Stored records
-*-*-
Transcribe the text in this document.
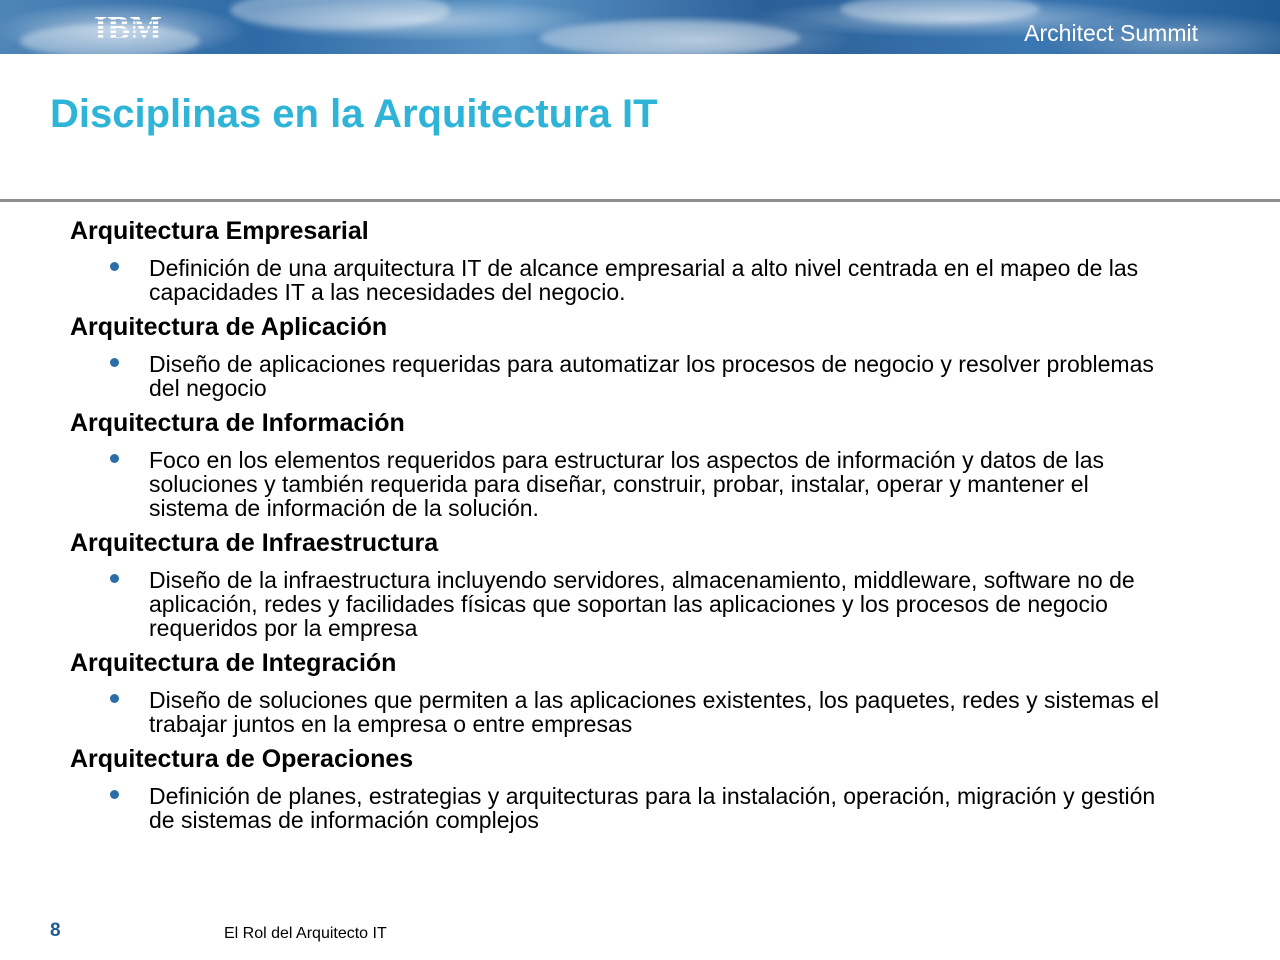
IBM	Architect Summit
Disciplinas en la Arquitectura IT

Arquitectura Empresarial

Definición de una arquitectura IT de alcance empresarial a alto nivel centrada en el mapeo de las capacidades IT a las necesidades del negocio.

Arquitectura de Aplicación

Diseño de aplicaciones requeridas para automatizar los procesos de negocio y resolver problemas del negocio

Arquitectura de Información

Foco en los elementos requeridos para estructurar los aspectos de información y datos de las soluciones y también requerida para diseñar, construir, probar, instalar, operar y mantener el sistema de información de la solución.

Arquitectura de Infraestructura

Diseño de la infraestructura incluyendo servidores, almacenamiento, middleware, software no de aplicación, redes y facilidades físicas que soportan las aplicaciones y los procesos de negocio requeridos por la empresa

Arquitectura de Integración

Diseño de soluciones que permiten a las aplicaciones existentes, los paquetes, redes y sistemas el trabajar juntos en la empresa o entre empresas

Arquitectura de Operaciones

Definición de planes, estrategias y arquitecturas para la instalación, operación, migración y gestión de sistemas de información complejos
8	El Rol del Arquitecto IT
-*-*-
*Your task*: Copy every record above exactly as written, but leave out the pictures.

*Output of the task*:
Transcribe the text in this document.
IBM	Architect Summit
Disciplinas en la Arquitectura IT

Arquitectura Empresarial

Definición de una arquitectura IT de alcance empresarial a alto nivel centrada en el mapeo de las capacidades IT a las necesidades del negocio.

Arquitectura de Aplicación

Diseño de aplicaciones requeridas para automatizar los procesos de negocio y resolver problemas del negocio

Arquitectura de Información

Foco en los elementos requeridos para estructurar los aspectos de información y datos de las soluciones y también requerida para diseñar, construir, probar, instalar, operar y mantener el sistema de información de la solución.

Arquitectura de Infraestructura

Diseño de la infraestructura incluyendo servidores, almacenamiento, middleware, software no de aplicación, redes y facilidades físicas que soportan las aplicaciones y los procesos de negocio requeridos por la empresa

Arquitectura de Integración

Diseño de soluciones que permiten a las aplicaciones existentes, los paquetes, redes y sistemas el trabajar juntos en la empresa o entre empresas

Arquitectura de Operaciones

Definición de planes, estrategias y arquitecturas para la instalación, operación, migración y gestión de sistemas de información complejos
8	El Rol del Arquitecto IT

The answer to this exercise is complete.